───── Records shown ─────
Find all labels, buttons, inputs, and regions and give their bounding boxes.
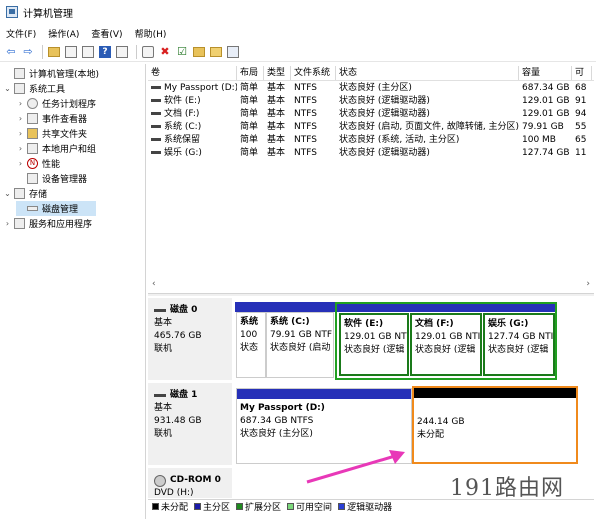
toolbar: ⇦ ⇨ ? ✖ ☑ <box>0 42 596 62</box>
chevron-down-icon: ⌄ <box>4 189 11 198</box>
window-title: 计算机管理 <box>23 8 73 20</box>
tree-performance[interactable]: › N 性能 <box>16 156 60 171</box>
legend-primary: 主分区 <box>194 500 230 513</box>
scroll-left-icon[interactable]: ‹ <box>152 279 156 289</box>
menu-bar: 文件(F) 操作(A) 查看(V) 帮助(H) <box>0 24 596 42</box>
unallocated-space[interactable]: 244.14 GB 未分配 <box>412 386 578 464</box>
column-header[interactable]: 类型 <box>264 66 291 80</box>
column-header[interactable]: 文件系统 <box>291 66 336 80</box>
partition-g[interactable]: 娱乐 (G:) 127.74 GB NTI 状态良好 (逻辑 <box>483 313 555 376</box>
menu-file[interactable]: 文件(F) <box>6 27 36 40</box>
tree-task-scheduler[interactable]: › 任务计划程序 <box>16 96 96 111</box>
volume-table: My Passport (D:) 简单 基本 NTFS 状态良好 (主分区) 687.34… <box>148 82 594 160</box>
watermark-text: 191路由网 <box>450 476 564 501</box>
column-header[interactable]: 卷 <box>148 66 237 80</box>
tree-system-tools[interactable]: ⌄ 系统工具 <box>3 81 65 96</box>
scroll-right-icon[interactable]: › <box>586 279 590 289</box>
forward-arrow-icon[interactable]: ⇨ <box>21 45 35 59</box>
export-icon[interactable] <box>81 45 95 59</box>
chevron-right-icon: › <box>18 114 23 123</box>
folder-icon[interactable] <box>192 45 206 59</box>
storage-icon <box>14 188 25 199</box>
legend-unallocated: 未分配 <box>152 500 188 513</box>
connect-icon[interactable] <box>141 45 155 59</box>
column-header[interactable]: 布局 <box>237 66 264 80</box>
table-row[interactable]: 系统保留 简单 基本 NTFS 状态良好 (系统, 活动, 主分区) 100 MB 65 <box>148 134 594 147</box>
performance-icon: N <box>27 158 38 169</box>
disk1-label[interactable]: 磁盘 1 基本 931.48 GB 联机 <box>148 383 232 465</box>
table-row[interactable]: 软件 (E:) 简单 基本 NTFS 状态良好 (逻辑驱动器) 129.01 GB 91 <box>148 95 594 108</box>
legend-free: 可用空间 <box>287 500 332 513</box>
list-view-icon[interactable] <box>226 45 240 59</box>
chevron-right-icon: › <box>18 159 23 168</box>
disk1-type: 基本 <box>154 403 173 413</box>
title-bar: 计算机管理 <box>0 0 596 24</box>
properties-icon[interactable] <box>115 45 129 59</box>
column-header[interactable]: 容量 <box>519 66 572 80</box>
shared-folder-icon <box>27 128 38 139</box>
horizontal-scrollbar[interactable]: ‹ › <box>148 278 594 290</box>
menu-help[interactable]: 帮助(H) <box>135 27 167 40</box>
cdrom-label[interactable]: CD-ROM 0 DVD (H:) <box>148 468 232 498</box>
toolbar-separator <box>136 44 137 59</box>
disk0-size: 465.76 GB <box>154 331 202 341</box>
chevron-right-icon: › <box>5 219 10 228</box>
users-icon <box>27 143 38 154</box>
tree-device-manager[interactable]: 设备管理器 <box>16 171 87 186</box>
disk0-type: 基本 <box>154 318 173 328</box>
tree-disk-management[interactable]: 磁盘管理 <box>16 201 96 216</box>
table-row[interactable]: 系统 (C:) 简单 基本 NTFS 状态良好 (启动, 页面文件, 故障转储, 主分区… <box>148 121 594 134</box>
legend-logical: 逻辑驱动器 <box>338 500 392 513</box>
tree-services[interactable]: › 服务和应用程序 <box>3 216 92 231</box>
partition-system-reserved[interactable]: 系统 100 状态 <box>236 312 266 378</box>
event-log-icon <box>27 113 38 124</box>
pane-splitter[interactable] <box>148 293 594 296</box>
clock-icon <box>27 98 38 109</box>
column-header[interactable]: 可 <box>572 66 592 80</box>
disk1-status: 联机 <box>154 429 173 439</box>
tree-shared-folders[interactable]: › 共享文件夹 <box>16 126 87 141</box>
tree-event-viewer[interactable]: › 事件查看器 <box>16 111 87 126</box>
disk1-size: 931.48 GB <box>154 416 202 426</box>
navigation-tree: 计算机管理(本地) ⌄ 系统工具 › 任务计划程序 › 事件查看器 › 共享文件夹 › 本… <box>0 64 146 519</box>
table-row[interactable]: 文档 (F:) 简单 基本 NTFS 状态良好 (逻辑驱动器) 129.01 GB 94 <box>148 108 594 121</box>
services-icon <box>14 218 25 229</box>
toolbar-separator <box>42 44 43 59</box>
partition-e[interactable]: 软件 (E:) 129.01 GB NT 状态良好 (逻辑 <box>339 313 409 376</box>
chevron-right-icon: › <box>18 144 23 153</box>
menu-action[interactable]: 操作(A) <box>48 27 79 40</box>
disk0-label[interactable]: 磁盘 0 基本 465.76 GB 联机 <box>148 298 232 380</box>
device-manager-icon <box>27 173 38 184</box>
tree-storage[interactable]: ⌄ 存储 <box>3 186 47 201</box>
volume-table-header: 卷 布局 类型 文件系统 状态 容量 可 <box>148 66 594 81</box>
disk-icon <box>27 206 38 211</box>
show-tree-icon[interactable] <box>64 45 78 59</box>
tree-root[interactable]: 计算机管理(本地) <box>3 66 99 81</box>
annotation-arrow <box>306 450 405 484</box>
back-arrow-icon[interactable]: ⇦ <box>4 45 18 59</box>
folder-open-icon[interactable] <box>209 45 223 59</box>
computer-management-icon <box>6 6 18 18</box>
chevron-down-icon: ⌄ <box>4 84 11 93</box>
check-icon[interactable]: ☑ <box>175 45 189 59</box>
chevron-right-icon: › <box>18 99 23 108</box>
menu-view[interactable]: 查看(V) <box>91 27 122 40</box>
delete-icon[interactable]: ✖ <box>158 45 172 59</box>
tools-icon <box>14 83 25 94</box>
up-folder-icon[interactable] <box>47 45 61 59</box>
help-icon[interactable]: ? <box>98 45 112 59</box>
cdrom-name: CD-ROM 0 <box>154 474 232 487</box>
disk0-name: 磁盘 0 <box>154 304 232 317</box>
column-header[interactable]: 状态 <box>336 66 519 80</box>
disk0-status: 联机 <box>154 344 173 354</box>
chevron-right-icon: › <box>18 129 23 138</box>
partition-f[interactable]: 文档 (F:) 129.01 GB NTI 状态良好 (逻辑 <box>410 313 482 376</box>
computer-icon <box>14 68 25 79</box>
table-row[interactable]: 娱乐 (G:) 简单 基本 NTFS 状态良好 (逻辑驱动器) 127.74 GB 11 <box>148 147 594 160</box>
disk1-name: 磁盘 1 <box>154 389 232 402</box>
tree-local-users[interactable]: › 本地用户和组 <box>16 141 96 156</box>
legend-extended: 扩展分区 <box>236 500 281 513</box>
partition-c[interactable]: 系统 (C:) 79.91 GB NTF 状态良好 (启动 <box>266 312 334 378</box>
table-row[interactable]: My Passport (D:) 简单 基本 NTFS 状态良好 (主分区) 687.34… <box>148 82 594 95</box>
─────
# Short task
Switch "column-header" to "table-heading" in everything from the line containing "toolbar: ⇦ ⇨ ? ✖ ☑ <box>0 42 596 62</box>" down to the line containing "export-icon[interactable] <box>81 45", changing nothing else. Give back only those lines.

# In response
toolbar: ⇦ ⇨ ? ✖ ☑ <box>0 42 596 62</box>
chevron-down-icon: ⌄ <box>4 189 11 198</box>
window-title: 计算机管理 <box>23 8 73 20</box>
tree-performance[interactable]: › N 性能 <box>16 156 60 171</box>
legend-primary: 主分区 <box>194 500 230 513</box>
scroll-left-icon[interactable]: ‹ <box>152 279 156 289</box>
menu-bar: 文件(F) 操作(A) 查看(V) 帮助(H) <box>0 24 596 42</box>
unallocated-space[interactable]: 244.14 GB 未分配 <box>412 386 578 464</box>
table-heading[interactable]: 类型 <box>264 66 291 80</box>
table-heading[interactable]: 文件系统 <box>291 66 336 80</box>
partition-g[interactable]: 娱乐 (G:) 127.74 GB NTI 状态良好 (逻辑 <box>483 313 555 376</box>
menu-file[interactable]: 文件(F) <box>6 27 36 40</box>
tree-task-scheduler[interactable]: › 任务计划程序 <box>16 96 96 111</box>
volume-table: My Passport (D:) 简单 基本 NTFS 状态良好 (主分区) 687.34… <box>148 82 594 160</box>
watermark-text: 191路由网 <box>450 476 564 501</box>
table-heading[interactable]: 卷 <box>148 66 237 80</box>
tree-system-tools[interactable]: ⌄ 系统工具 <box>3 81 65 96</box>
scroll-right-icon[interactable]: › <box>586 279 590 289</box>
forward-arrow-icon[interactable]: ⇨ <box>21 45 35 59</box>
export-icon[interactable] <box>81 45 95 59</box>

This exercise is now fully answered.